2

I am iterating over a dictionary that contains data from a SQL database and I want to count the number of times that user values appear between initial_date and ending_date, however, I am having some problems when I try to parse the Timestamp values. This is the code I have

initial_date = datetime(2017,09,01,00,00,00)
ending_date  = datetime(2017,09,30,00,00,00)

dictionary sample that I got

sample = {'id': 100008222, 'sector name': 'BONGOX', 'site name': 'BONGO', 'region': 'EMEA', 
'open date': Timestamp('2017-09-11 00:00:00'), 'mtti': '16', 'mttr': '1', 'mttc': '2','user':'John D.'},
{'id': 100008234, 'sector name': 'BONGOY', 'site name': 'BONGO', 'region': 'EMEA', 
'open date': Timestamp('2017-09-09 12:05:00'), 'mtti': '1', 'mttr': '14', 'mttc': '7','user':'John D.'}
{'id': 101108234, 'sector name': 'BONGOA', 'site name': 'BONGO', 'region': 'EMEA', 
'open date': Timestamp('2017-09-01 10:00:00'), 'mtti': '1', 'mttr': '12', 'mttc': '1','user':'John C.'}
{'id': 101108254, 'sector name': 'BONGOB', 'site name': 'BONGO', 'region': 'EMEA', 
'open date': Timestamp('2017-09-02 20:00:00'), 'mtti': '2', 'mttr': '19', 'mttc': '73','user':'John C.'}

This is the code that I use to count the number of times user values appear between initial_date and ending_date

from datetime import time, datetime
from collections import Counter 

#This approach does not work  
Counter([li['user'] for li in sample if initial_date < dateutil.parser.parse(time.strptime(str(li.get(
'open date'),"%Y-%m-%d %H:%M:%S") < ending_date])

The code from above does not work because I encountered the error decoding to str: need a bytes-like object, Timestamp found

I have two questions:

  1. How can I parse this Timestamp value that I encountered in these dictionaries?

◆ ◆ ◆ ◆

** Problem statement **
Please reproduce the Timestamp-parsing post above word for word, between "This is the code that" and "in these dictionaries?", inclusive.

** Information supplied **
◆ ◆ ◆ ◆

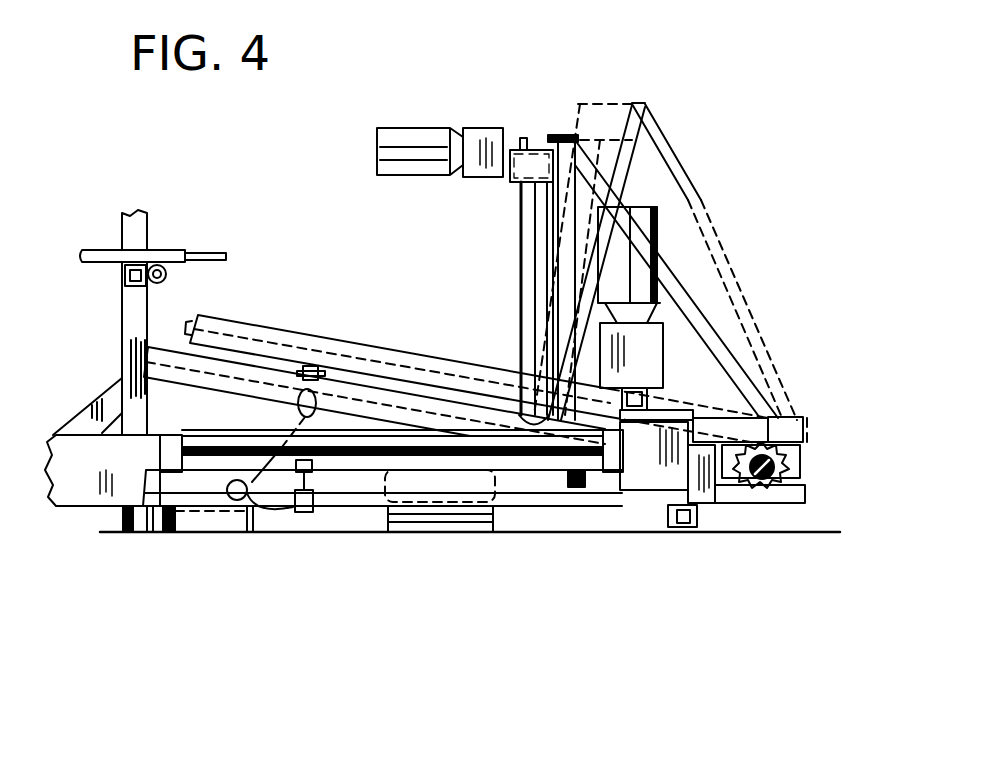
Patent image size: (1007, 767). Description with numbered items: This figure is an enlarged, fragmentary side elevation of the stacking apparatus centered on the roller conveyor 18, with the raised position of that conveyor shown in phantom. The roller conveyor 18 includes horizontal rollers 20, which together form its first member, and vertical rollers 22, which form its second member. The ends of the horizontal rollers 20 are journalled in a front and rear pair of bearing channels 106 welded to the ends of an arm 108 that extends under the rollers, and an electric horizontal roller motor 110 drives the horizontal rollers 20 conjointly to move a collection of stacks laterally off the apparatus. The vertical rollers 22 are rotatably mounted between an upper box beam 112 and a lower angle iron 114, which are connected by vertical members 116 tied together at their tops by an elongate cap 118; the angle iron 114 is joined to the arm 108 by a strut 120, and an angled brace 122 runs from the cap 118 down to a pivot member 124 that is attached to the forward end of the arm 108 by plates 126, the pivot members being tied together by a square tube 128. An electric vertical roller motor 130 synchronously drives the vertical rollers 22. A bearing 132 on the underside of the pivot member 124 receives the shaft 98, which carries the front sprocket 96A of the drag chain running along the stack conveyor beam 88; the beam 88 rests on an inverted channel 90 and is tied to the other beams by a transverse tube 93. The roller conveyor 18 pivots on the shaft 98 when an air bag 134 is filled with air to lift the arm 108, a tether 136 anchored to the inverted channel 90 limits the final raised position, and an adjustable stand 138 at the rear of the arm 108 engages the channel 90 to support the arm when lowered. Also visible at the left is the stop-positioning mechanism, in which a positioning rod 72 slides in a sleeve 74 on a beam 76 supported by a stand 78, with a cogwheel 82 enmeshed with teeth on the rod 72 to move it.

◆ ◆ ◆ ◆

** Written solution **
This is the code that I use to count the number of times user values appear between initial_date and ending_date

from datetime import time, datetime
from collections import Counter 

#This approach does not work  
Counter([li['user'] for li in sample if initial_date < dateutil.parser.parse(time.strptime(str(li.get(
'open date'),"%Y-%m-%d %H:%M:%S") < ending_date])

The code from above does not work because I encountered the error decoding to str: need a bytes-like object, Timestamp found

I have two questions:

  1. How can I parse this Timestamp value that I encountered in these dictionaries?